→ **Requirement**
Give the total number of lines with the word "spectral" in them, and no other words.

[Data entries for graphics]
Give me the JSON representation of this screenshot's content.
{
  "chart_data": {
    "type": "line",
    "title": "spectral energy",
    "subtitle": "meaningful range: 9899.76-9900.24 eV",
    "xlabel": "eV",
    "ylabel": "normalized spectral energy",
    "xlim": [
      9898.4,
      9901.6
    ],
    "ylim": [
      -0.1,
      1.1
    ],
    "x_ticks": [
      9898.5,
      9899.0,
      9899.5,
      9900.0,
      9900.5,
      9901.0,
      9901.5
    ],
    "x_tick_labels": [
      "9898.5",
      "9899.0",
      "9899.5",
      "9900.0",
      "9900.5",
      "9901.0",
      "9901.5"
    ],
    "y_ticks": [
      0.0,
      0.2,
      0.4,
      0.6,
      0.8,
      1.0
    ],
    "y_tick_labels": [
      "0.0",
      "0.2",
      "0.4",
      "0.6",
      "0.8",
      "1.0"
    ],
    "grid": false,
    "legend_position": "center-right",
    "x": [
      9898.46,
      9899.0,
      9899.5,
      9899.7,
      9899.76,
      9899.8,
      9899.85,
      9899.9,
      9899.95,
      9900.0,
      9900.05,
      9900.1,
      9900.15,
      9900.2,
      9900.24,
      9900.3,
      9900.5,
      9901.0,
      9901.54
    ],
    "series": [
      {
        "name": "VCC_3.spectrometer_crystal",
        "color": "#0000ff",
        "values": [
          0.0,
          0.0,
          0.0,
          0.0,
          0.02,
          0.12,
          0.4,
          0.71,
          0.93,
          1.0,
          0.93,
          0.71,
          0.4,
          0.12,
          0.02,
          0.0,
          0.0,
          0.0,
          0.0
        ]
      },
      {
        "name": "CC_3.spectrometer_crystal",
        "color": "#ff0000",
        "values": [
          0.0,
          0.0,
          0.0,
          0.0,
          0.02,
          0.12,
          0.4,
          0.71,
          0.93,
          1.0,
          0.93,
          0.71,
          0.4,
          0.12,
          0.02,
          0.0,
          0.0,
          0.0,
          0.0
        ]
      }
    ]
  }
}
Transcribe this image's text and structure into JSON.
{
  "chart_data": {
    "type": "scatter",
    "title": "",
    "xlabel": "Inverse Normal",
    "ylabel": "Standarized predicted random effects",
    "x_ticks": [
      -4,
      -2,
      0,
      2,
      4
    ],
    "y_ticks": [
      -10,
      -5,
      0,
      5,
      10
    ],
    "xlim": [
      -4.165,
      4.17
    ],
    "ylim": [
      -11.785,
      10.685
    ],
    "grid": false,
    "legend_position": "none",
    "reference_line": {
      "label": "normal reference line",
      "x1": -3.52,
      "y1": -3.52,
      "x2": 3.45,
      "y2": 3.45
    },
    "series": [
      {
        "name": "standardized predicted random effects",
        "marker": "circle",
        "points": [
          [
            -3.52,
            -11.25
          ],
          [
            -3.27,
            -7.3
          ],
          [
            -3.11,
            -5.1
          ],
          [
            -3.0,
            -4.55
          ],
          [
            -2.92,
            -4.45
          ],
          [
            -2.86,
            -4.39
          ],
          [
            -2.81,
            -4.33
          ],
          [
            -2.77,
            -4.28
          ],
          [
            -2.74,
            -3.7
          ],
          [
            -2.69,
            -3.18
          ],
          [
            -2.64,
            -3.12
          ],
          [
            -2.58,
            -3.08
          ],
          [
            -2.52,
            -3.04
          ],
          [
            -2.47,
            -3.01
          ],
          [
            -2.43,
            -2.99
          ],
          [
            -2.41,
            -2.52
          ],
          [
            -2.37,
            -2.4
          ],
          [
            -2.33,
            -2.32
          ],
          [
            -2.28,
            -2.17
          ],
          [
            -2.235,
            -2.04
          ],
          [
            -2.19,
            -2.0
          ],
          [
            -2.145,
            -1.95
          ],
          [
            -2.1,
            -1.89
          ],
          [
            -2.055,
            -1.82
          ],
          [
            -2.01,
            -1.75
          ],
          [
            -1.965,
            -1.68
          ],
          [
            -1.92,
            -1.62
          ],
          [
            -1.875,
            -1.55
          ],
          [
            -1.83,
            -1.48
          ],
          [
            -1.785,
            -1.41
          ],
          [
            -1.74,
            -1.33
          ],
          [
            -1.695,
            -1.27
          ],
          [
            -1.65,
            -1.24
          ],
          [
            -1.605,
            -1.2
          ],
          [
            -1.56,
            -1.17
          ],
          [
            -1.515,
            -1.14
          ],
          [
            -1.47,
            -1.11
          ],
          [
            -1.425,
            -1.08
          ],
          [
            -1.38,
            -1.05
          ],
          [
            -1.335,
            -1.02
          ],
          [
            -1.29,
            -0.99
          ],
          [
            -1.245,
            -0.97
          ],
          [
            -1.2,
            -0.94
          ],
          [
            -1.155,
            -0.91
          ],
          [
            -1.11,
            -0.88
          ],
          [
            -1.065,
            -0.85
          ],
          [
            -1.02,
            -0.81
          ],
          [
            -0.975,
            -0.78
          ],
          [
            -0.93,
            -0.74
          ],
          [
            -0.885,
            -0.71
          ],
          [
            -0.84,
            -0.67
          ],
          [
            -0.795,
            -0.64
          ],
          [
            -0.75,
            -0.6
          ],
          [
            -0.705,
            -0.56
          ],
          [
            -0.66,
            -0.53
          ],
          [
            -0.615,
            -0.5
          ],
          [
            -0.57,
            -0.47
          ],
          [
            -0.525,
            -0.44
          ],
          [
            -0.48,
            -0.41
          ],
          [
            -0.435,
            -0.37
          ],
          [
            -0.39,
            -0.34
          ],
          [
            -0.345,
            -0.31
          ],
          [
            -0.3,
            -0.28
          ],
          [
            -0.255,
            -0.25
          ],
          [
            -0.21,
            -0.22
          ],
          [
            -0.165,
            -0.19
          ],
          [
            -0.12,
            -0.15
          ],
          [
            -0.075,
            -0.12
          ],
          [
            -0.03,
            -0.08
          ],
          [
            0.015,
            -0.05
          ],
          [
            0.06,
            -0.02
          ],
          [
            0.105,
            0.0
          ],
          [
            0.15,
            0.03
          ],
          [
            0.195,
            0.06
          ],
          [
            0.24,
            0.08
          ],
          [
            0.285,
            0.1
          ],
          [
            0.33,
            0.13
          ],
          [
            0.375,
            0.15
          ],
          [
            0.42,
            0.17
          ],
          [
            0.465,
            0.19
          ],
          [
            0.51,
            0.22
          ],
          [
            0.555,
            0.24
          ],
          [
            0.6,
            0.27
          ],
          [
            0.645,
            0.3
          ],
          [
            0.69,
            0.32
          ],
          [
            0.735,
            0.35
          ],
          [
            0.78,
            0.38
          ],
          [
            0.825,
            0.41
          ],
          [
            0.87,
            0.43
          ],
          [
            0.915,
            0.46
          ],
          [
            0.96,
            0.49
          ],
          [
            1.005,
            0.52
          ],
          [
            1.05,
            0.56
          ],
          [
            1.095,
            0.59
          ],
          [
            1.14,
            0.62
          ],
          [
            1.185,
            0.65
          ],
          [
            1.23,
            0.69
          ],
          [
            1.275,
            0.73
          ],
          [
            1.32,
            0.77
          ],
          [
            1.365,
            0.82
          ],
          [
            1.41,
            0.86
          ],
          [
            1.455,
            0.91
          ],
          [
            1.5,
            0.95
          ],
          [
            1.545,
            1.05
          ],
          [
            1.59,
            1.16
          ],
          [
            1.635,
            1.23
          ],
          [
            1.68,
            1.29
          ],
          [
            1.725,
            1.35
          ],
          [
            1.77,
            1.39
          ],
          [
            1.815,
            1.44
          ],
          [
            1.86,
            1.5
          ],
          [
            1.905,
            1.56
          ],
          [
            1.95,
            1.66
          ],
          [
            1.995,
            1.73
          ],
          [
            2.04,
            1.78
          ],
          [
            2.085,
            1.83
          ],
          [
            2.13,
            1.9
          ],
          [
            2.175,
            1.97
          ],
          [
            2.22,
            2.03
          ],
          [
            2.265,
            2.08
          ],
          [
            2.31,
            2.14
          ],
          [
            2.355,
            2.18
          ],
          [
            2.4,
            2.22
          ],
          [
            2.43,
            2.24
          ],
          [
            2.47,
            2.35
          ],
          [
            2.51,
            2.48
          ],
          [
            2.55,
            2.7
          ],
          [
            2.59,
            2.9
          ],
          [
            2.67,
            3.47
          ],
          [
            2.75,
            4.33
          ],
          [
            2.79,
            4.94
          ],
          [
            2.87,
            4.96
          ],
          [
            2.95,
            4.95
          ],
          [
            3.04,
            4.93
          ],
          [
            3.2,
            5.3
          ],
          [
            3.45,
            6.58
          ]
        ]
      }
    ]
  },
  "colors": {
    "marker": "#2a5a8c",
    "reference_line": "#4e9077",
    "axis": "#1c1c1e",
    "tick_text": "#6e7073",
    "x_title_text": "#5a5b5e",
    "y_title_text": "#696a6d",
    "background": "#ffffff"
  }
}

→ **The reply**
2